- **Do this**
For the data below, work out how many lines contain the word "JSON" and supply only that number.

start

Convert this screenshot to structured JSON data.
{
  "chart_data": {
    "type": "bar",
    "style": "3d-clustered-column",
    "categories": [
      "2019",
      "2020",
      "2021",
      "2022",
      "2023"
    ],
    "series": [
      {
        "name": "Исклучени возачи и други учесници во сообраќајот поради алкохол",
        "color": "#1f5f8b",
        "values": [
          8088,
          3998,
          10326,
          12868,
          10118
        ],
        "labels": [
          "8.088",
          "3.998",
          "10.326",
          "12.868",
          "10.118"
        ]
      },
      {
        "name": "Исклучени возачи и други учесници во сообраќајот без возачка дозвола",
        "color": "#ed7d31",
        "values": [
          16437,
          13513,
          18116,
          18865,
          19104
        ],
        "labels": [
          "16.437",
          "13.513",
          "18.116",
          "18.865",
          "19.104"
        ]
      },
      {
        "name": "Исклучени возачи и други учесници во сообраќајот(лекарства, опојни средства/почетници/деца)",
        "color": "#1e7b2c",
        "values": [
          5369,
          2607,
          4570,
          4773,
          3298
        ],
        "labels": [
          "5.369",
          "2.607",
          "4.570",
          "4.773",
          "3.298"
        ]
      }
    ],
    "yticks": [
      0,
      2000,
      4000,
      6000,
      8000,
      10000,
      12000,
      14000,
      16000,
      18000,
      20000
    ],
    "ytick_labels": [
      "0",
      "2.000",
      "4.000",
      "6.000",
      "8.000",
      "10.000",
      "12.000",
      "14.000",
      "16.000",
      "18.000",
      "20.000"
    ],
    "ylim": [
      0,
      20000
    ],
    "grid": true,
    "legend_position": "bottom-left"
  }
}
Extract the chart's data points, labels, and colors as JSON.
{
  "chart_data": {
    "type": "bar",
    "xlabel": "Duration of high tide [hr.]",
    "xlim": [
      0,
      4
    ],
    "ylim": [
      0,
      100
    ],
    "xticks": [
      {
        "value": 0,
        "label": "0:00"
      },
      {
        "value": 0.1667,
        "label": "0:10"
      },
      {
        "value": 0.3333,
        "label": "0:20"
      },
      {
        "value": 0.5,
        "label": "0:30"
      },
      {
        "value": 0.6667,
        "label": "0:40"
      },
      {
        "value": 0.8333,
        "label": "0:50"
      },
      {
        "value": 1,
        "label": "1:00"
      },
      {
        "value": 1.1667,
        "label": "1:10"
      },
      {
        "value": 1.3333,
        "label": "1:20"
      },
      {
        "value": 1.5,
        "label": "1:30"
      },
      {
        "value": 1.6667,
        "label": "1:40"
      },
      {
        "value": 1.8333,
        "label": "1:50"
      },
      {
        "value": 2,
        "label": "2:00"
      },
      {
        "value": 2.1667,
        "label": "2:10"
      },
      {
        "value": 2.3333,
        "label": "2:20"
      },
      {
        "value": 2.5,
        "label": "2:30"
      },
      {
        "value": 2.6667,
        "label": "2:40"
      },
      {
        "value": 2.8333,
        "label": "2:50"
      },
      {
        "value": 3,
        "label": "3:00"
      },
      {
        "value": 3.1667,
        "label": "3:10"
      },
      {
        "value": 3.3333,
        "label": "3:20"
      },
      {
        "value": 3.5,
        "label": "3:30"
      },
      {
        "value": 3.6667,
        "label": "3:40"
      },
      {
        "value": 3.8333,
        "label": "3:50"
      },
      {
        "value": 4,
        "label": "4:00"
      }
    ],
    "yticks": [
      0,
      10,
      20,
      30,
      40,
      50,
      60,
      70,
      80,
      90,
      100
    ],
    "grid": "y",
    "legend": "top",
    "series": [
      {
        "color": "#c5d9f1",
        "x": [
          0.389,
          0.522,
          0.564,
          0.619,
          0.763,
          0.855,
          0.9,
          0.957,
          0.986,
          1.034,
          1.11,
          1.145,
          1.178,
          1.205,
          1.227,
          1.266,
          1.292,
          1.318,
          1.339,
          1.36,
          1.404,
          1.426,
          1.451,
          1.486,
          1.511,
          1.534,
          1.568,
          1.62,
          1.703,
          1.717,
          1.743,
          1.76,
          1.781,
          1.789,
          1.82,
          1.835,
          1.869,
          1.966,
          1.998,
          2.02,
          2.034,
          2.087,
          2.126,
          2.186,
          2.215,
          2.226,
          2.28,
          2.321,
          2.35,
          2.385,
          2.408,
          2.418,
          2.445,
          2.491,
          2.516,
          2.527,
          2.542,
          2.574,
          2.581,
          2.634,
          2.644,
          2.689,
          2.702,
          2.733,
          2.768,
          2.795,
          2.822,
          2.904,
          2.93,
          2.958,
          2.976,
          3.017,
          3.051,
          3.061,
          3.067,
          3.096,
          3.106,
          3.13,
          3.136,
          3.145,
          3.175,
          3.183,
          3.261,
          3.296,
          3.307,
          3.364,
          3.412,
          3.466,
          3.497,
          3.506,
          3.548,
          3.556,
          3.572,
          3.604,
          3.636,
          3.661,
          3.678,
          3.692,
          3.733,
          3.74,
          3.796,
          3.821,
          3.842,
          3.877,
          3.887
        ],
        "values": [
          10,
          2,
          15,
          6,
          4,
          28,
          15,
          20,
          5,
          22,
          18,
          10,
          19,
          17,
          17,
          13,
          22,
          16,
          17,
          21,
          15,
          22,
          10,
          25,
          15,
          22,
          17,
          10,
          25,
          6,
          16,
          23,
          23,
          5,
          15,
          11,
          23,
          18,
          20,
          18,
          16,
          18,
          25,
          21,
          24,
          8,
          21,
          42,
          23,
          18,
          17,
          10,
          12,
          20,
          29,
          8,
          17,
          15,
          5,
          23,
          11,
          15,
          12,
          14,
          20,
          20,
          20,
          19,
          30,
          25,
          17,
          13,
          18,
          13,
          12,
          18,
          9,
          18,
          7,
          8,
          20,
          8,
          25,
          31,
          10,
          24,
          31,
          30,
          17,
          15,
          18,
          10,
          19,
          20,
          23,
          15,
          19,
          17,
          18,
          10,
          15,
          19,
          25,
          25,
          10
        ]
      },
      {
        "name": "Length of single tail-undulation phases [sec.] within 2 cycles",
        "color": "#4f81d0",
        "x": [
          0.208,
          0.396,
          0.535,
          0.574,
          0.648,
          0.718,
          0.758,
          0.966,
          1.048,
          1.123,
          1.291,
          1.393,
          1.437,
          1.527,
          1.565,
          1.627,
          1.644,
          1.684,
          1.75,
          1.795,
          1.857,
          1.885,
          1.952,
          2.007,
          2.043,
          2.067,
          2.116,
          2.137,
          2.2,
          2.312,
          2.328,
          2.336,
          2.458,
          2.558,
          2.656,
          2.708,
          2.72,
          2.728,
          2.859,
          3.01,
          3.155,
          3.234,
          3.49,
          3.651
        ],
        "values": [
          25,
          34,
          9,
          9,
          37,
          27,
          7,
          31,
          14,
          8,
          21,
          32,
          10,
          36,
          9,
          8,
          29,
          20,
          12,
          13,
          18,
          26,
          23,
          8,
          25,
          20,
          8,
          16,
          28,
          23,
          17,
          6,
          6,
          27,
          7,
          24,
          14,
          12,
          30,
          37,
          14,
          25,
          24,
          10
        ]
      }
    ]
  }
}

end

- **Answer to this problem**
2